WHAT IS REQUIRED. Search the data for the word "Бориса" and copy every line where it occurs.

====== ENTRIES SUPPLIED ======

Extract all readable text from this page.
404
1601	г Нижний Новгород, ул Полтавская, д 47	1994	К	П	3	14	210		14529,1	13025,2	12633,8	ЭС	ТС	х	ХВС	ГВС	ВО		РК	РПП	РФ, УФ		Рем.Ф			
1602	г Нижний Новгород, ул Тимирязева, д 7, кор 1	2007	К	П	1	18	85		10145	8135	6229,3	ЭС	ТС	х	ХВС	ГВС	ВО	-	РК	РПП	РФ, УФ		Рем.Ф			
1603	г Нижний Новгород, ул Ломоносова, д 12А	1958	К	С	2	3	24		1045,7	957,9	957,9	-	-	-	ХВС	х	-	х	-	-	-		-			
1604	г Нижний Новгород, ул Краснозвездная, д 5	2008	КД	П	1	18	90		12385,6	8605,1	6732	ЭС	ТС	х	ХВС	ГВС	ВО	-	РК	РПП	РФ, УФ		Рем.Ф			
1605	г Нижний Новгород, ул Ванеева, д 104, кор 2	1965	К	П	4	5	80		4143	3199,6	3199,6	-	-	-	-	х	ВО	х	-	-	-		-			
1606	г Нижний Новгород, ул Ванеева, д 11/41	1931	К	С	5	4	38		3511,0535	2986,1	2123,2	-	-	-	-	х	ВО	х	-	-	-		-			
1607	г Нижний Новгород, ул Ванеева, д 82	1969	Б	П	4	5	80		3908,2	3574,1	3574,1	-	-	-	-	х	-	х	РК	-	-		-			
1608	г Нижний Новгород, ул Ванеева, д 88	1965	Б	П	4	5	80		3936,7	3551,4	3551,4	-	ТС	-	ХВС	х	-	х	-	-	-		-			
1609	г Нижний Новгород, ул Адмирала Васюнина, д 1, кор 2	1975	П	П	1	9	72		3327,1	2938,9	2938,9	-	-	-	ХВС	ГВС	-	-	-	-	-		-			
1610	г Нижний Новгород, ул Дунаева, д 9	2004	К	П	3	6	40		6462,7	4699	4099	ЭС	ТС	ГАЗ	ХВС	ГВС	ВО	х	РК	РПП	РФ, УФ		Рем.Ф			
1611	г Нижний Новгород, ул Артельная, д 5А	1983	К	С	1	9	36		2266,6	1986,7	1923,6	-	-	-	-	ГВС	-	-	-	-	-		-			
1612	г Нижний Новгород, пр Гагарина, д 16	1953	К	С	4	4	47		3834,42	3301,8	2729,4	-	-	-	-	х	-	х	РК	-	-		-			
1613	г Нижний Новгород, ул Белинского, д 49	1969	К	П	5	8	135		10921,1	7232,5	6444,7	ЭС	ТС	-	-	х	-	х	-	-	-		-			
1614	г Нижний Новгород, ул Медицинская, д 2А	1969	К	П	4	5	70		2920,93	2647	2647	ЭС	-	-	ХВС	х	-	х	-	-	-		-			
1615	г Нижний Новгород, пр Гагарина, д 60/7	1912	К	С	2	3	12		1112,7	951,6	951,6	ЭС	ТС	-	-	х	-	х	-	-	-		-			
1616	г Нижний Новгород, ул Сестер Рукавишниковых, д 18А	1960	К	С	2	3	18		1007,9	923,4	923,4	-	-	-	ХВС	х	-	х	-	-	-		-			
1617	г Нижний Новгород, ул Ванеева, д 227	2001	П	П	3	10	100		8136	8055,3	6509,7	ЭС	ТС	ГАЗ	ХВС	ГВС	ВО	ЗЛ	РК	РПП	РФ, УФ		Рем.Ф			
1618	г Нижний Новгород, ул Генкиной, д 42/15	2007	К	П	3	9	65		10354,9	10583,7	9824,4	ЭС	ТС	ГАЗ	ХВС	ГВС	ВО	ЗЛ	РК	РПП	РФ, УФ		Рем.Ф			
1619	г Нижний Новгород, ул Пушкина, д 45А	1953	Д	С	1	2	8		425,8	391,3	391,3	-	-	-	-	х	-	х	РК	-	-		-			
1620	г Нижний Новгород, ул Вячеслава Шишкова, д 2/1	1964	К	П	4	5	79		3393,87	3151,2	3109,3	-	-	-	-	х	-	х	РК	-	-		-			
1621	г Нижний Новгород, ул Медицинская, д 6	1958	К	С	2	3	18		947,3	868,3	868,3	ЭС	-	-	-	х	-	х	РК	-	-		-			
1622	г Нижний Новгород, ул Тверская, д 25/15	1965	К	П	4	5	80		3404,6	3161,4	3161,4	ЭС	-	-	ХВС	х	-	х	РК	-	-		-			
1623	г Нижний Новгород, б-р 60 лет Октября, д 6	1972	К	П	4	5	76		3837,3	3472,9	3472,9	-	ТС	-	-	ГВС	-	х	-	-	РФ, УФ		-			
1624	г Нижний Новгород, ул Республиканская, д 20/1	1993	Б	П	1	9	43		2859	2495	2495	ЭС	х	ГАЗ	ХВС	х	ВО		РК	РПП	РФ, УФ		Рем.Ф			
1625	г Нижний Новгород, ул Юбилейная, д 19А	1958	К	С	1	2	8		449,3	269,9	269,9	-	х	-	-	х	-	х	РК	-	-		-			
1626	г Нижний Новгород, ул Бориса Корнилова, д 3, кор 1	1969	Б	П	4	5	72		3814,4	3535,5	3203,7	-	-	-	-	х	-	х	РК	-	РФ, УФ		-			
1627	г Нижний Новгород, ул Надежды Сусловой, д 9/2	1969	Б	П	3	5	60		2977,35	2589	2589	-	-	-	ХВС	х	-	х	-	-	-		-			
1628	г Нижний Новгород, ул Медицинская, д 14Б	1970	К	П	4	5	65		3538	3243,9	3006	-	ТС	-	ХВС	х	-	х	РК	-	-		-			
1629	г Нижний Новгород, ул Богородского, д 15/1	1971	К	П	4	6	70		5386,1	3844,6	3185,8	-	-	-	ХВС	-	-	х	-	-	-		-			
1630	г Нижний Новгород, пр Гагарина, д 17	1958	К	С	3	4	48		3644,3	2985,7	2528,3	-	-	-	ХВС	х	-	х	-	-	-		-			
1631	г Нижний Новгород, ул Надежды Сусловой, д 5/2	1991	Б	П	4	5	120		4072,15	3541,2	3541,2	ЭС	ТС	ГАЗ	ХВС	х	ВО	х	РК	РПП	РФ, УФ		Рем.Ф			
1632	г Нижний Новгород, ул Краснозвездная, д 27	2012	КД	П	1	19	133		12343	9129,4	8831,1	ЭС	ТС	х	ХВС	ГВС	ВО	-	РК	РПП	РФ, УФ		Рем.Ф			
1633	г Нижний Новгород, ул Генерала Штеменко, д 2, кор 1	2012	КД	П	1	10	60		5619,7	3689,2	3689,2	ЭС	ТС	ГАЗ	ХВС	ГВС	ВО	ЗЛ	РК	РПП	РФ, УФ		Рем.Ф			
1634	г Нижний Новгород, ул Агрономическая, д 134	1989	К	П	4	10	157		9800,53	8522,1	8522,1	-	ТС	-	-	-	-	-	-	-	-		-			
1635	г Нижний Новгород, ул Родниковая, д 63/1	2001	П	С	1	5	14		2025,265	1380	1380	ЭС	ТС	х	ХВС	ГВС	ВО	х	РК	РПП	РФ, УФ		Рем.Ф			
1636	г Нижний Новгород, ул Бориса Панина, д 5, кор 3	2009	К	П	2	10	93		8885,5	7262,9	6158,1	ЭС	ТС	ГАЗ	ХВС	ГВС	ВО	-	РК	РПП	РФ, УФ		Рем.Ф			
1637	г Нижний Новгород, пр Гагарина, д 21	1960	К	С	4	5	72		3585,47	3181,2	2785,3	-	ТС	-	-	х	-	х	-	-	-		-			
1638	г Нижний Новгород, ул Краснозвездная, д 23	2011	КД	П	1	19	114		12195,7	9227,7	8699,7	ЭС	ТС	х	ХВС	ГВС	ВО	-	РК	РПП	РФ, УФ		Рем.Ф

======

RESPONSE TO THE EXERCISE.
1626	г Нижний Новгород, ул Бориса Корнилова, д 3, кор 1	1969	Б	П	4	5	72		3814,4	3535,5	3203,7	-	-	-	-	х	-	х	РК	-	РФ, УФ		-			
1636	г Нижний Новгород, ул Бориса Панина, д 5, кор 3	2009	К	П	2	10	93		8885,5	7262,9	6158,1	ЭС	ТС	ГАЗ	ХВС	ГВС	ВО	-	РК	РПП	РФ, УФ		Рем.Ф			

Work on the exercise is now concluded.